▸ **Stated exercise**: Lines that contain the string "Thompson" are to be copied; leave out all others.

Part of a data file
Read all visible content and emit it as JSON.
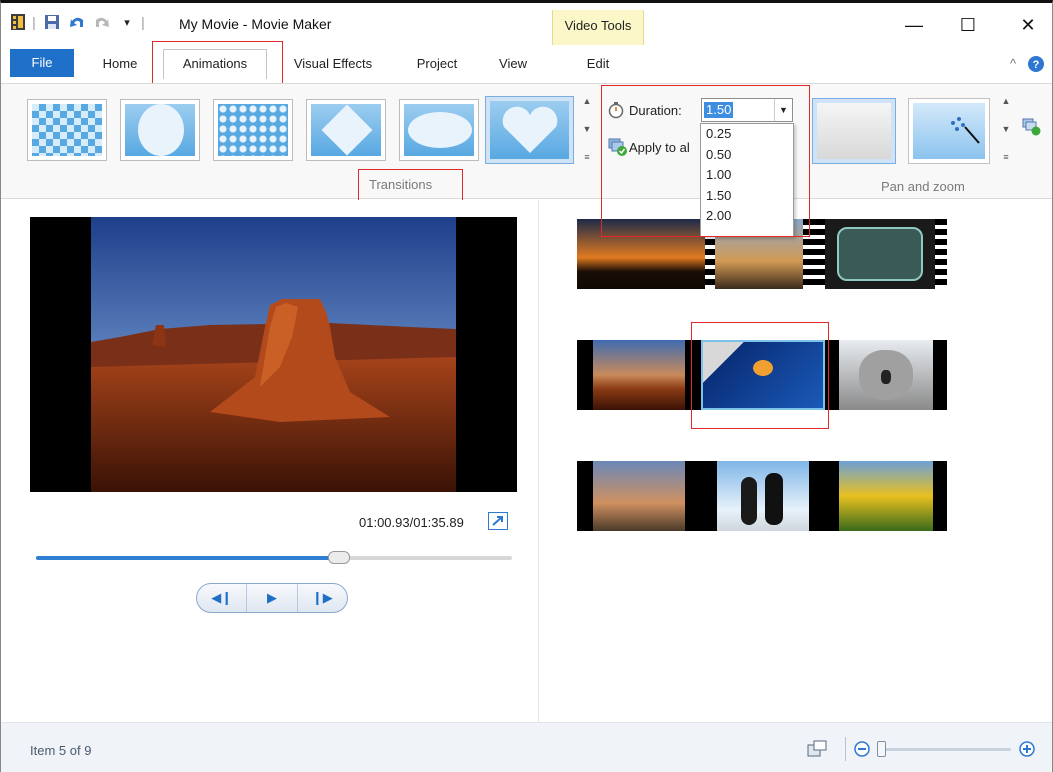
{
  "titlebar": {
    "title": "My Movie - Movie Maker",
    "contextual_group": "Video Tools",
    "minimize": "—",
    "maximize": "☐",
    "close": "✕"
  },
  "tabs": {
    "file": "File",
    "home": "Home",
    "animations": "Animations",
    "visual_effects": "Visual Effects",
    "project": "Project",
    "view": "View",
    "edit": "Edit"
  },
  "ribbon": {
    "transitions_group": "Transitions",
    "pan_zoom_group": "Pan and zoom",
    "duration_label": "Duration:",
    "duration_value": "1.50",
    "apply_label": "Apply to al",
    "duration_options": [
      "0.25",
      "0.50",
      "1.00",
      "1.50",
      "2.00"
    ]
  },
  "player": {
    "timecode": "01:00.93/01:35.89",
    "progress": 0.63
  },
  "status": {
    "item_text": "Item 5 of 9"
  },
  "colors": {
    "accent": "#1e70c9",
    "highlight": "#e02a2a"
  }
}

* * *

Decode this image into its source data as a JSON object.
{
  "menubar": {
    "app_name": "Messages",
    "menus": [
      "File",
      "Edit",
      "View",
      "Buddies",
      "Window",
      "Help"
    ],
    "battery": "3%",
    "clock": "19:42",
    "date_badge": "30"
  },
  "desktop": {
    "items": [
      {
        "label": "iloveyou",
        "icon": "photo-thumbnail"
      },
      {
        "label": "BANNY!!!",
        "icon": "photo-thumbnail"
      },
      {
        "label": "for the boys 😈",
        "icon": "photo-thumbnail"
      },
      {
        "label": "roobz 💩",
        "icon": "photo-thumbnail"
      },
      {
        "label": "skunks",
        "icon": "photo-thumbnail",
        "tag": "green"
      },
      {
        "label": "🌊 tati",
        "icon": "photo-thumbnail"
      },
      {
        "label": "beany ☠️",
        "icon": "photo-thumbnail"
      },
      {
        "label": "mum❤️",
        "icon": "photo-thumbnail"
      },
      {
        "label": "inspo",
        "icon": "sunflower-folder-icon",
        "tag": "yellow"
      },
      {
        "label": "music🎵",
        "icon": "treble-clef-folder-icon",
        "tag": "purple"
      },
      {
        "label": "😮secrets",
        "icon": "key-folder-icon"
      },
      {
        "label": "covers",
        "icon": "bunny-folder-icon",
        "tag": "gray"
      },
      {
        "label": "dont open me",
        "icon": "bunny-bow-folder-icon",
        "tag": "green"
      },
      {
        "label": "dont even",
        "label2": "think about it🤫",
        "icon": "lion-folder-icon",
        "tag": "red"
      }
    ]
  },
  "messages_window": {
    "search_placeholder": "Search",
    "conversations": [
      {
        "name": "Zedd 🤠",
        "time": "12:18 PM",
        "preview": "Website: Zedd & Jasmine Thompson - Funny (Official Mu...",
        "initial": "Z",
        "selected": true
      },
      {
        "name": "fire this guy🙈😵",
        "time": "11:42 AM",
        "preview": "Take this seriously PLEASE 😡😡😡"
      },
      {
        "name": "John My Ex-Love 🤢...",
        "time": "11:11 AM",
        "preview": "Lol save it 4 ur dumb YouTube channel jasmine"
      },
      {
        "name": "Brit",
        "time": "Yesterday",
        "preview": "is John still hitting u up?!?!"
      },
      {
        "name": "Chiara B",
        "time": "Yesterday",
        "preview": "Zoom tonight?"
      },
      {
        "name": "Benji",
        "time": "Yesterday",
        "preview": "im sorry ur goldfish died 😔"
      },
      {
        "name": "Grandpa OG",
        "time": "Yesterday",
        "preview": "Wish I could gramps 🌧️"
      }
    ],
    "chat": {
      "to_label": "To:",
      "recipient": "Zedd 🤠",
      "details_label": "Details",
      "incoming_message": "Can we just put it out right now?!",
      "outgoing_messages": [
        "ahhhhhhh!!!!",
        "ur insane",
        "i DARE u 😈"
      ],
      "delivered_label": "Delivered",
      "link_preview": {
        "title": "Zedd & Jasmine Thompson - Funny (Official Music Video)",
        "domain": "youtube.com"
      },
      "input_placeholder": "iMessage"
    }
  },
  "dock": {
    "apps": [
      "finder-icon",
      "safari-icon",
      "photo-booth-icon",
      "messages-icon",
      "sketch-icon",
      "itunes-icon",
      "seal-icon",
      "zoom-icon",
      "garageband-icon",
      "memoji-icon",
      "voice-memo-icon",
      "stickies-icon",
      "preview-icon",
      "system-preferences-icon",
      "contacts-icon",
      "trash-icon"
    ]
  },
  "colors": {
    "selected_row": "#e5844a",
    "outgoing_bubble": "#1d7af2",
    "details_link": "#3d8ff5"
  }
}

▸ **Answer for this exercise**:
        "preview": "Website: Zedd & Jasmine Thompson - Funny (Official Mu...",
        "title": "Zedd & Jasmine Thompson - Funny (Official Music Video)",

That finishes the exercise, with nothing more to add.